**Written task:**
Where a line of the listing below includes the word "plass", reproduce that line.

**Supplied records:**
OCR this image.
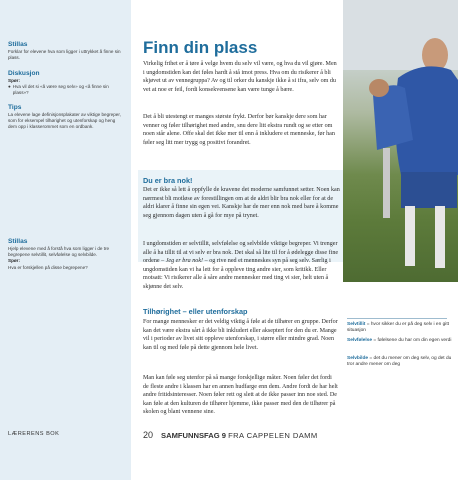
Stillas

Forklar for elevene hva som ligger i uttrykket å finne sin plass.

Diskusjon

Spør:

● Hva vil det si «å være seg selv» og «å finne sin plass»?

Tips

La elevene lage definisjonsplakater av viktige begreper, som for eksempel tilhørighet og utenforskap og heng dem opp i klasserommet som en ordbank.

Stillas

Hjelp elevene med å forstå hva som ligger i de tre begrepene selvtillit, selvfølelse og selvbilde.

Spør:

Hva er forskjellen på disse begrepene?

LÆRERENS BOK
Finn din plass

Virkelig frihet er å tøre å velge hvem du selv vil være, og hva du vil gjøre. Men i ungdomstiden kan det føles hardt å stå imot press. Hva om du risikerer å bli skjøvet ut av vennegruppa? Av og til orker du kanskje ikke å si ifra, selv om du vet at noe er feil, fordi konsekvensene kan være tunge å bære.

Det å bli utestengt er manges største frykt. Derfor bør kanskje dere som har venner og føler tilhørighet med andre, snu dere litt ekstra rundt og se etter om noen står alene. Offe skal det ikke mer til enn å inkludere et menneske, før han føler seg litt mer trygg og positivt forandret.

Du er bra nok!

Det er ikke så lett å oppfylle de kravene det moderne samfunnet setter. Noen kan nærmest bli motløse av forestillingen om at de aldri blir bra nok eller for at de aldri klarer å finne sin egen vei. Kanskje har de mer enn nok med bare å komme seg gjennom dagen uten å gå for mye på trynet.

I ungdomstiden er selvtillit, selvfølelse og selvbilde viktige begreper. Vi trenger alle å ha tillit til at vi selv er bra nok. Det skal så lite til for å ødelegge disse fine ordene – Jeg er bra nok! – og rive ned et menneskes syn på seg selv. Særlig i ungdomstiden kan vi ha lett for å oppleve ting andre sier, som kritikk. Eller motsatt: Vi risikerer alle å såre andre mennesker med ting vi sier, helt uten å skjønne det selv.

Tilhørighet – eller utenforskap

For mange mennesker er det veldig viktig å føle at de tilhører en gruppe. Derfor kan det være ekstra sårt å ikke bli inkludert eller akseptert for den du er. Mange vil i perioder av livet sitt oppleve utenforskap, i større eller mindre grad. Noen kan til og med føle på dette gjennom hele livet.

Man kan føle seg utenfor på så mange forskjellige måter. Noen føler det fordi de fleste andre i klassen har en annen hudfarge enn dem. Andre fordi de har helt andre fritidsinteresser. Noen føler rett og slett at de ikke passer inn noe sted. De kan føle at den kulturen de tilhører hjemme, ikke passer med den de tilhører på skolen og blant vennene sine.

Selvtillit = hvor sikker du er på deg selv i en gitt situasjon

Selvfølelse = følelsene du har om din egen verdi

Selvbilde = det du mener om deg selv, og det du tror andre mener om deg

20 SAMFUNNSFAG 9 FRA CAPPELEN DAMM
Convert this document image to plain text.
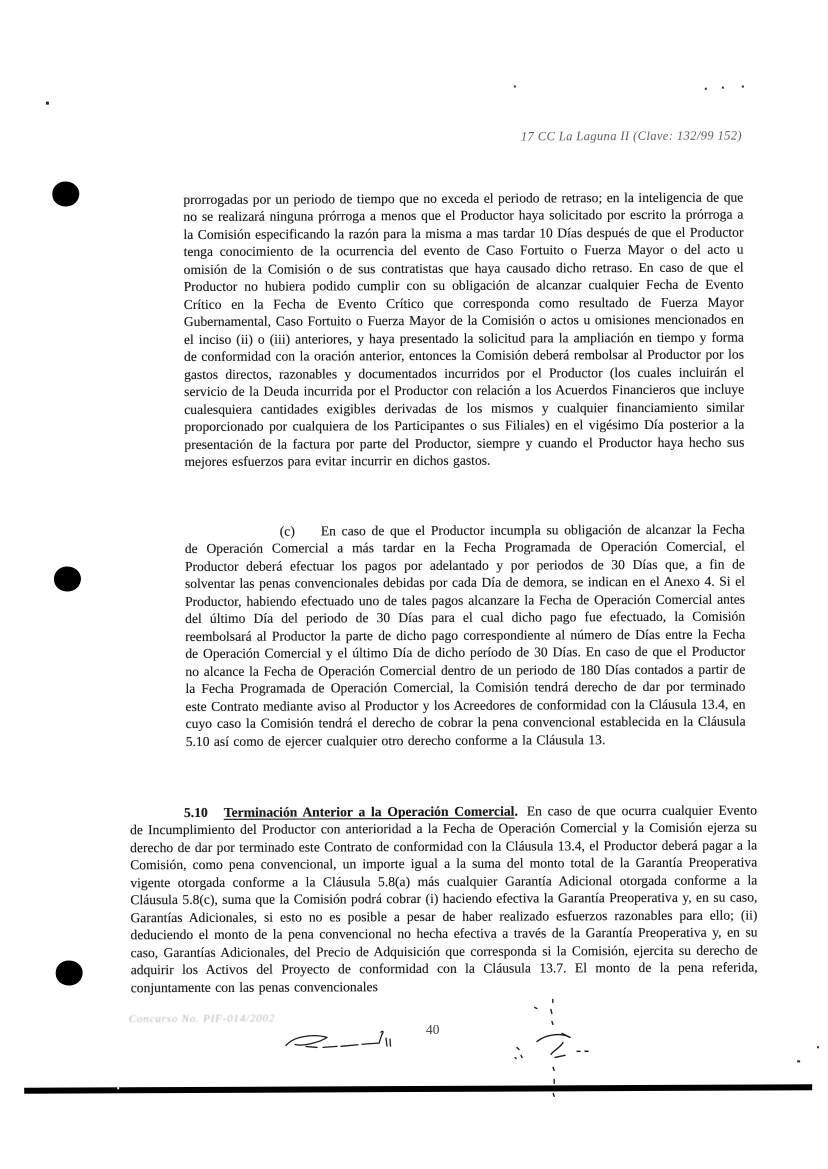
17 CC La Laguna II (Clave: 132/99 152)

prorrogadas por un periodo de tiempo que no exceda el periodo de retraso; en la inteligencia de que no se realizará ninguna prórroga a menos que el Productor haya solicitado por escrito la prórroga a la Comisión especificando la razón para la misma a mas tardar 10 Días después de que el Productor tenga conocimiento de la ocurrencia del evento de Caso Fortuito o Fuerza Mayor o del acto u omisión de la Comisión o de sus contratistas que haya causado dicho retraso. En caso de que el Productor no hubiera podido cumplir con su obligación de alcanzar cualquier Fecha de Evento Crítico en la Fecha de Evento Crítico que corresponda como resultado de Fuerza Mayor Gubernamental, Caso Fortuito o Fuerza Mayor de la Comisión o actos u omisiones mencionados en el inciso (ii) o (iii) anteriores, y haya presentado la solicitud para la ampliación en tiempo y forma de conformidad con la oración anterior, entonces la Comisión deberá rembolsar al Productor por los gastos directos, razonables y documentados incurridos por el Productor (los cuales incluirán el servicio de la Deuda incurrida por el Productor con relación a los Acuerdos Financieros que incluye cualesquiera cantidades exigibles derivadas de los mismos y cualquier financiamiento similar proporcionado por cualquiera de los Participantes o sus Filiales) en el vigésimo Día posterior a la presentación de la factura por parte del Productor, siempre y cuando el Productor haya hecho sus mejores esfuerzos para evitar incurrir en dichos gastos.

(c) En caso de que el Productor incumpla su obligación de alcanzar la Fecha de Operación Comercial a más tardar en la Fecha Programada de Operación Comercial, el Productor deberá efectuar los pagos por adelantado y por periodos de 30 Días que, a fin de solventar las penas convencionales debidas por cada Día de demora, se indican en el Anexo 4. Si el Productor, habiendo efectuado uno de tales pagos alcanzare la Fecha de Operación Comercial antes del último Día del periodo de 30 Días para el cual dicho pago fue efectuado, la Comisión reembolsará al Productor la parte de dicho pago correspondiente al número de Días entre la Fecha de Operación Comercial y el último Día de dicho período de 30 Días. En caso de que el Productor no alcance la Fecha de Operación Comercial dentro de un periodo de 180 Días contados a partir de la Fecha Programada de Operación Comercial, la Comisión tendrá derecho de dar por terminado este Contrato mediante aviso al Productor y los Acreedores de conformidad con la Cláusula 13.4, en cuyo caso la Comisión tendrá el derecho de cobrar la pena convencional establecida en la Cláusula 5.10 así como de ejercer cualquier otro derecho conforme a la Cláusula 13.

5.10 Terminación Anterior a la Operación Comercial. En caso de que ocurra cualquier Evento de Incumplimiento del Productor con anterioridad a la Fecha de Operación Comercial y la Comisión ejerza su derecho de dar por terminado este Contrato de conformidad con la Cláusula 13.4, el Productor deberá pagar a la Comisión, como pena convencional, un importe igual a la suma del monto total de la Garantía Preoperativa vigente otorgada conforme a la Cláusula 5.8(a) más cualquier Garantía Adicional otorgada conforme a la Cláusula 5.8(c), suma que la Comisión podrá cobrar (i) haciendo efectiva la Garantía Preoperativa y, en su caso, Garantías Adicionales, si esto no es posible a pesar de haber realizado esfuerzos razonables para ello; (ii) deduciendo el monto de la pena convencional no hecha efectiva a través de la Garantía Preoperativa y, en su caso, Garantías Adicionales, del Precio de Adquisición que corresponda si la Comisión, ejercita su derecho de adquirir los Activos del Proyecto de conformidad con la Cláusula 13.7. El monto de la pena referida, conjuntamente con las penas convencionales

Concurso No. PIF-014/2002
40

**Task answer:**
Forklar for elevene hva som ligger i uttrykket å finne sin plass.
● Hva vil det si «å være seg selv» og «å finne sin plass»?
Finn din plass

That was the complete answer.